▶ PROBLEM TO SOLVE
Output the full listing below exactly as it reads, and skip anything that is a picture.
══ PROVIDED RECORDS ══
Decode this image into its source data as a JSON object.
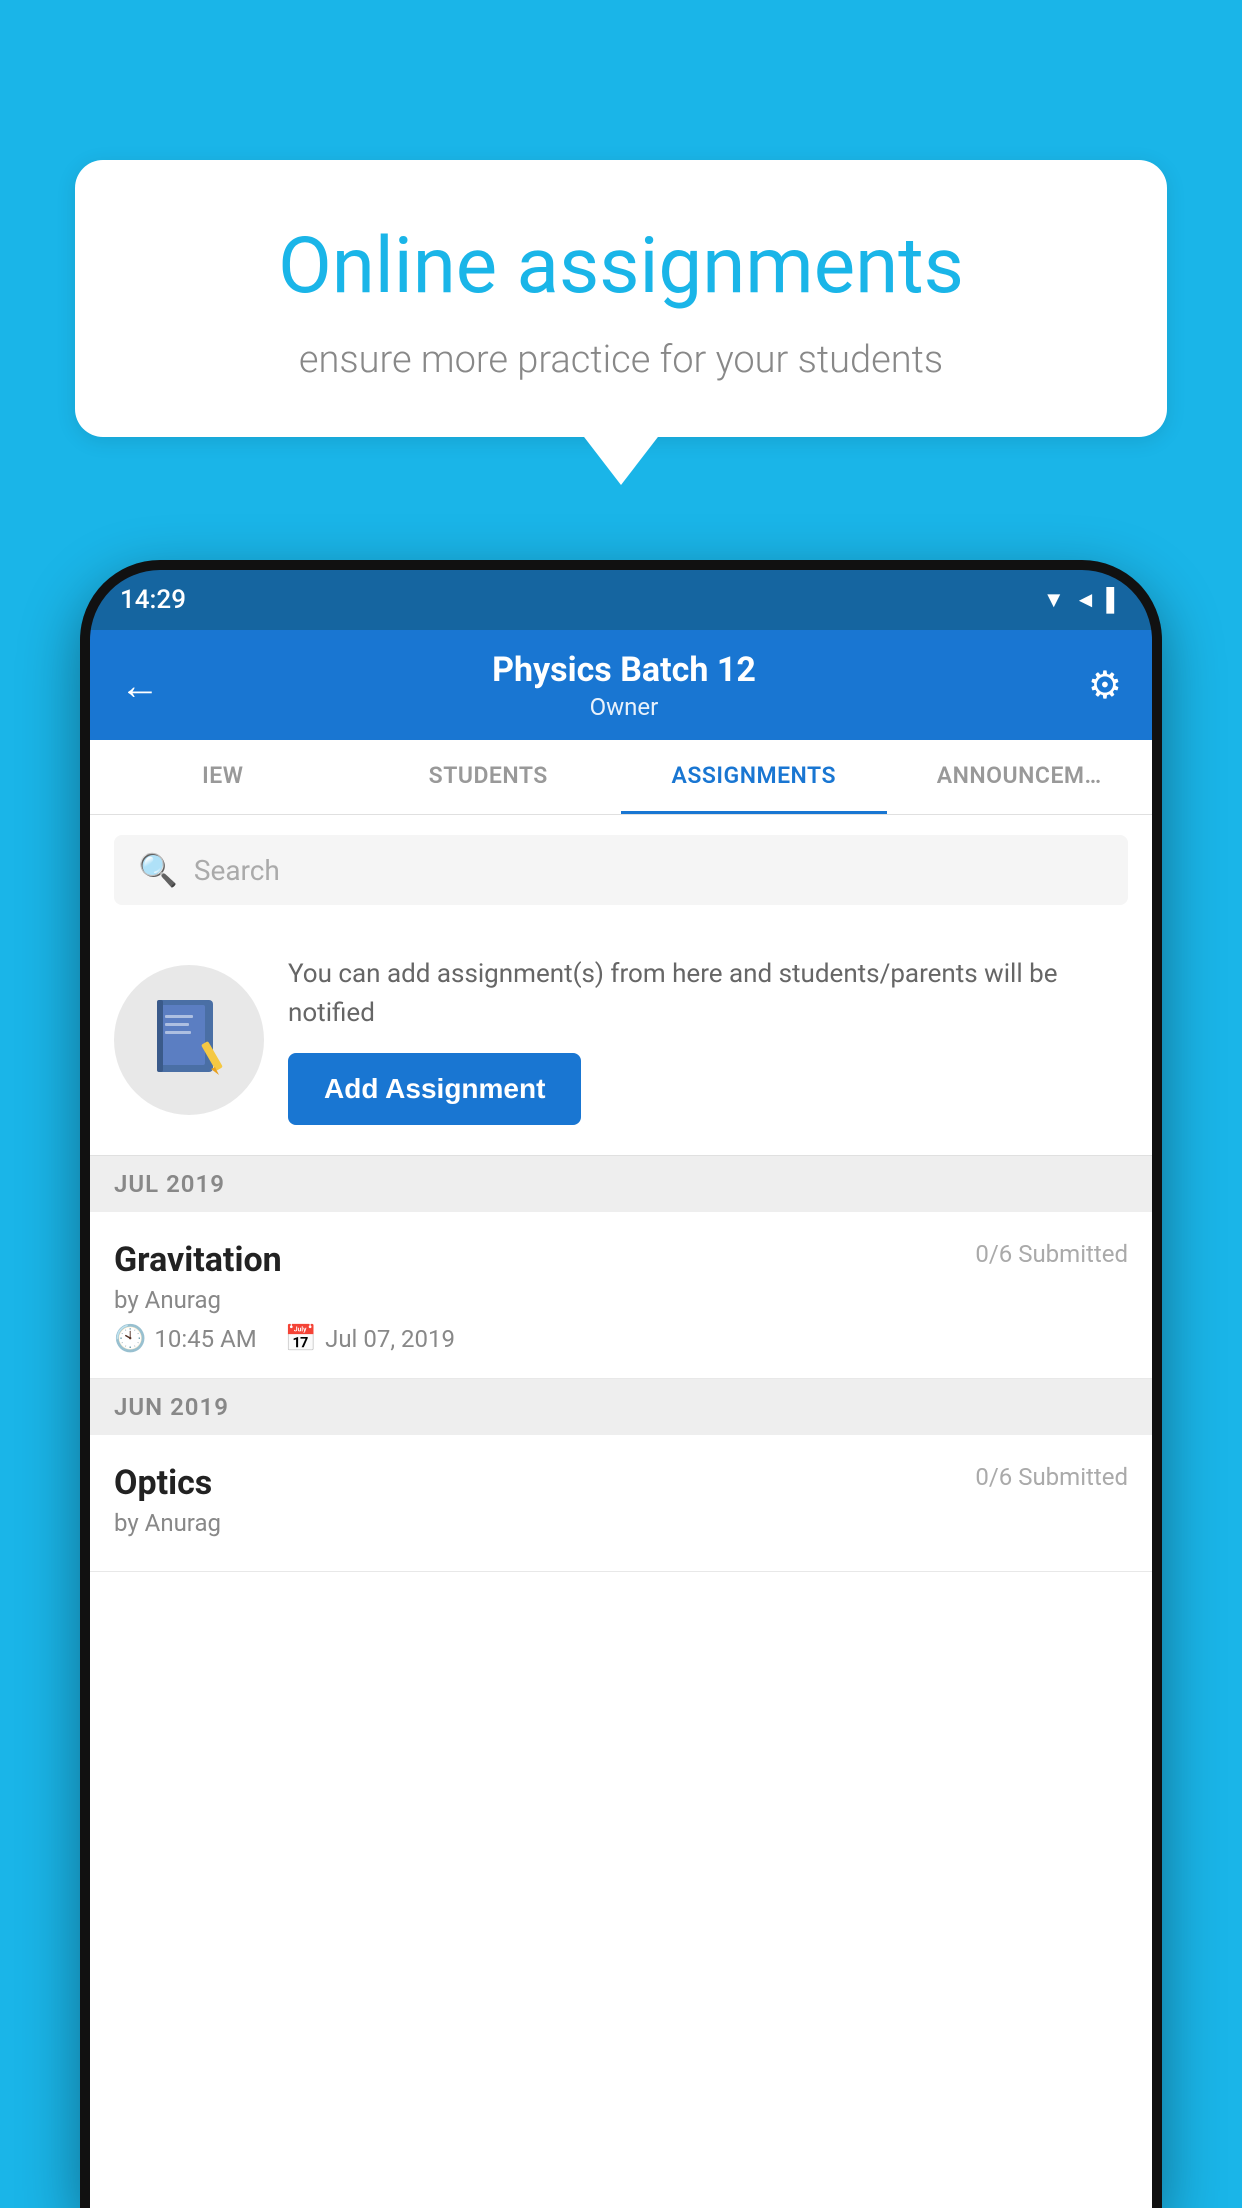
{
  "background_color": "#1ab5e8",
  "speech_bubble": {
    "title": "Online assignments",
    "subtitle": "ensure more practice for your students"
  },
  "phone": {
    "status_bar": {
      "time": "14:29",
      "icons": "▼◄▌"
    },
    "header": {
      "title": "Physics Batch 12",
      "subtitle": "Owner",
      "back_label": "←",
      "gear_label": "⚙"
    },
    "tabs": [
      {
        "label": "IEW",
        "active": false
      },
      {
        "label": "STUDENTS",
        "active": false
      },
      {
        "label": "ASSIGNMENTS",
        "active": true
      },
      {
        "label": "ANNOUNCEM…",
        "active": false
      }
    ],
    "search": {
      "placeholder": "Search"
    },
    "promo": {
      "description": "You can add assignment(s) from here and students/parents will be notified",
      "button_label": "Add Assignment"
    },
    "assignments": {
      "sections": [
        {
          "month": "JUL 2019",
          "items": [
            {
              "name": "Gravitation",
              "submitted": "0/6 Submitted",
              "by": "by Anurag",
              "time": "10:45 AM",
              "date": "Jul 07, 2019"
            }
          ]
        },
        {
          "month": "JUN 2019",
          "items": [
            {
              "name": "Optics",
              "submitted": "0/6 Submitted",
              "by": "by Anurag",
              "time": "",
              "date": ""
            }
          ]
        }
      ]
    }
  }
}
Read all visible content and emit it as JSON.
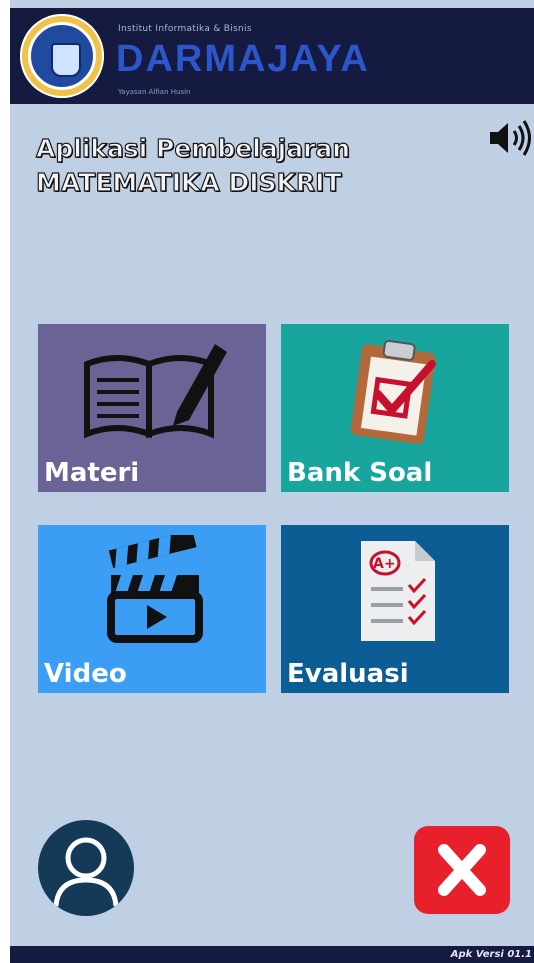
{
  "header": {
    "institute_line": "Institut Informatika & Bisnis",
    "brand": "DARMAJAYA",
    "foundation_line": "Yayasan Alfian Husin"
  },
  "app_title_line1": "Aplikasi Pembelajaran",
  "app_title_line2": "MATEMATIKA DISKRIT",
  "menu": [
    {
      "label": "Materi",
      "icon": "book-pencil-icon",
      "color": "#6a6395"
    },
    {
      "label": "Bank Soal",
      "icon": "clipboard-check-icon",
      "color": "#17a59e"
    },
    {
      "label": "Video",
      "icon": "clapperboard-play-icon",
      "color": "#3b9ef4"
    },
    {
      "label": "Evaluasi",
      "icon": "graded-checklist-icon",
      "color": "#0c5d93"
    }
  ],
  "controls": {
    "sound_icon": "speaker-icon",
    "profile_icon": "user-avatar-icon",
    "exit_icon": "close-x-icon"
  },
  "footer": {
    "version": "Apk Versi 01.1"
  }
}
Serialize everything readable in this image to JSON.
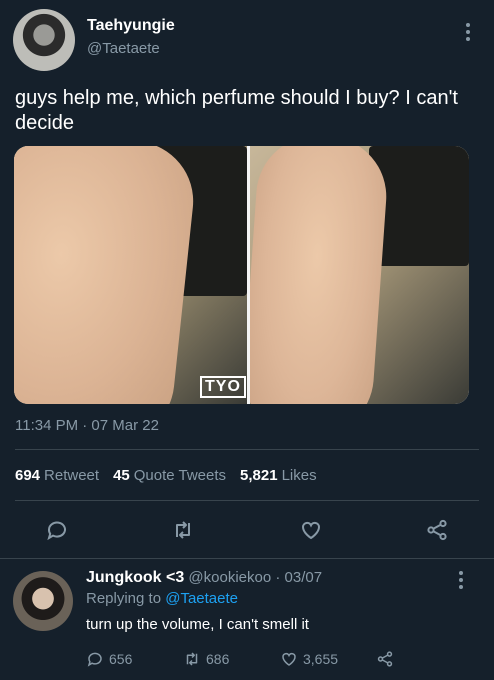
{
  "tweet": {
    "author_name": "Taehyungie",
    "author_handle": "@Taetaete",
    "text": "guys help me, which perfume should I buy? I can't decide",
    "media_watermark": "TYO",
    "timestamp": "11:34 PM · 07 Mar 22"
  },
  "stats": {
    "retweets": {
      "value": "694",
      "label": "Retweet"
    },
    "quote_tweets": {
      "value": "45",
      "label": "Quote Tweets"
    },
    "likes": {
      "value": "5,821",
      "label": "Likes"
    }
  },
  "actions": [
    "reply-icon",
    "retweet-icon",
    "like-icon",
    "share-icon"
  ],
  "reply": {
    "author_name": "Jungkook <3",
    "author_handle": "@kookiekoo",
    "date": "· 03/07",
    "replying_label": "Replying to",
    "replying_to": "@Taetaete",
    "text": "turn up the volume, I can't smell it",
    "counts": {
      "replies": "656",
      "retweets": "686",
      "likes": "3,655"
    }
  },
  "colors": {
    "background": "#15202b",
    "secondary_text": "#8899a6",
    "link": "#1da1f2",
    "divider": "#38444d"
  }
}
═══
▶ OUTPUT FOR THIS TASK
Decode this image into its source data as a JSON object.
{
  "background_color": "#1ab5e8",
  "speech_bubble": {
    "title": "Online assignments",
    "subtitle": "ensure more practice for your students"
  },
  "phone": {
    "status_bar": {
      "time": "14:29",
      "icons": "▼◄▌"
    },
    "header": {
      "title": "Physics Batch 12",
      "subtitle": "Owner",
      "back_label": "←",
      "gear_label": "⚙"
    },
    "tabs": [
      {
        "label": "IEW",
        "active": false
      },
      {
        "label": "STUDENTS",
        "active": false
      },
      {
        "label": "ASSIGNMENTS",
        "active": true
      },
      {
        "label": "ANNOUNCEM…",
        "active": false
      }
    ],
    "search": {
      "placeholder": "Search"
    },
    "promo": {
      "description": "You can add assignment(s) from here and students/parents will be notified",
      "button_label": "Add Assignment"
    },
    "assignments": {
      "sections": [
        {
          "month": "JUL 2019",
          "items": [
            {
              "name": "Gravitation",
              "submitted": "0/6 Submitted",
              "by": "by Anurag",
              "time": "10:45 AM",
              "date": "Jul 07, 2019"
            }
          ]
        },
        {
          "month": "JUN 2019",
          "items": [
            {
              "name": "Optics",
              "submitted": "0/6 Submitted",
              "by": "by Anurag",
              "time": "",
              "date": ""
            }
          ]
        }
      ]
    }
  }
}
Read all visible content and emit it as JSON.
{
  "header": {
    "institute_line": "Institut Informatika & Bisnis",
    "brand": "DARMAJAYA",
    "foundation_line": "Yayasan Alfian Husin"
  },
  "app_title_line1": "Aplikasi Pembelajaran",
  "app_title_line2": "MATEMATIKA DISKRIT",
  "menu": [
    {
      "label": "Materi",
      "icon": "book-pencil-icon",
      "color": "#6a6395"
    },
    {
      "label": "Bank Soal",
      "icon": "clipboard-check-icon",
      "color": "#17a59e"
    },
    {
      "label": "Video",
      "icon": "clapperboard-play-icon",
      "color": "#3b9ef4"
    },
    {
      "label": "Evaluasi",
      "icon": "graded-checklist-icon",
      "color": "#0c5d93"
    }
  ],
  "controls": {
    "sound_icon": "speaker-icon",
    "profile_icon": "user-avatar-icon",
    "exit_icon": "close-x-icon"
  },
  "footer": {
    "version": "Apk Versi 01.1"
  }
}
Serialize everything readable in this image to JSON.
{
  "tweet": {
    "author_name": "Taehyungie",
    "author_handle": "@Taetaete",
    "text": "guys help me, which perfume should I buy? I can't decide",
    "media_watermark": "TYO",
    "timestamp": "11:34 PM · 07 Mar 22"
  },
  "stats": {
    "retweets": {
      "value": "694",
      "label": "Retweet"
    },
    "quote_tweets": {
      "value": "45",
      "label": "Quote Tweets"
    },
    "likes": {
      "value": "5,821",
      "label": "Likes"
    }
  },
  "actions": [
    "reply-icon",
    "retweet-icon",
    "like-icon",
    "share-icon"
  ],
  "reply": {
    "author_name": "Jungkook <3",
    "author_handle": "@kookiekoo",
    "date": "· 03/07",
    "replying_label": "Replying to",
    "replying_to": "@Taetaete",
    "text": "turn up the volume, I can't smell it",
    "counts": {
      "replies": "656",
      "retweets": "686",
      "likes": "3,655"
    }
  },
  "colors": {
    "background": "#15202b",
    "secondary_text": "#8899a6",
    "link": "#1da1f2",
    "divider": "#38444d"
  }
}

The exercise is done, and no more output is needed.